● **Data excerpts**:
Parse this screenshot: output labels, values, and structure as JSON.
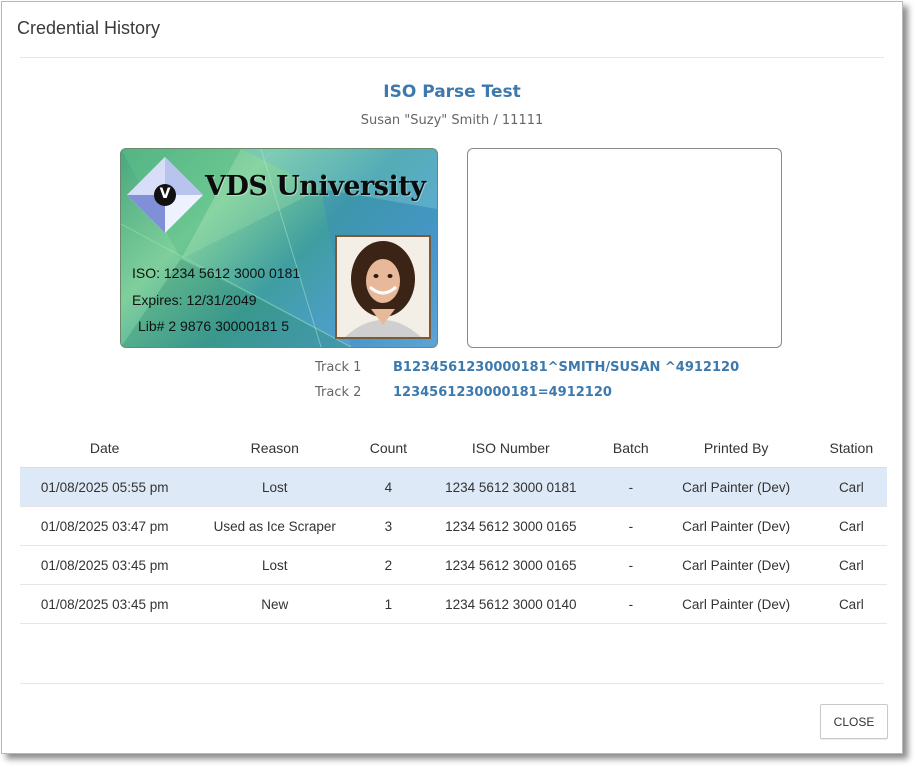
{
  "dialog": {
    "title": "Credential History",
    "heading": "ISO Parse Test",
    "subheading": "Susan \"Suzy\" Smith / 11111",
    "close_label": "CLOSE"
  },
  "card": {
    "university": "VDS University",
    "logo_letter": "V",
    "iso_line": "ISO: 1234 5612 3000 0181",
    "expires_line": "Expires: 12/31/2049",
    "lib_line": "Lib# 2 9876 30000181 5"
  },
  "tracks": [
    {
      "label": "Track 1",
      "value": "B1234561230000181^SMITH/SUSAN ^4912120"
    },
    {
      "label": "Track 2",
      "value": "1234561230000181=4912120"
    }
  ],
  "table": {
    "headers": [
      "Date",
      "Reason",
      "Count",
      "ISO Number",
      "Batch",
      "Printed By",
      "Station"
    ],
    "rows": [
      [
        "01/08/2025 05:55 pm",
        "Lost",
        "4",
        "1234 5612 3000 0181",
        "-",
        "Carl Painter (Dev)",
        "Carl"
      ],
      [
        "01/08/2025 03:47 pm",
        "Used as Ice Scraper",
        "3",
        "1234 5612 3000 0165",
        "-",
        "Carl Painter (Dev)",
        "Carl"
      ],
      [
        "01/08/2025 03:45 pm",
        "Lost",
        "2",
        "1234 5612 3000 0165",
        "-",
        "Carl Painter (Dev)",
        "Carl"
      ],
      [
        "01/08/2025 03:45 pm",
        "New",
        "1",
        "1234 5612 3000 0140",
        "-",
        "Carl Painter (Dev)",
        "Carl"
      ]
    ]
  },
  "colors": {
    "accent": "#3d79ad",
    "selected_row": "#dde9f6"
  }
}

● **Task**:
Search the records for the word "Parse". Copy every line that has it.

● **Solution for this problem**:
Parse this screenshot: output labels, values, and structure as JSON.
    "heading": "ISO Parse Test",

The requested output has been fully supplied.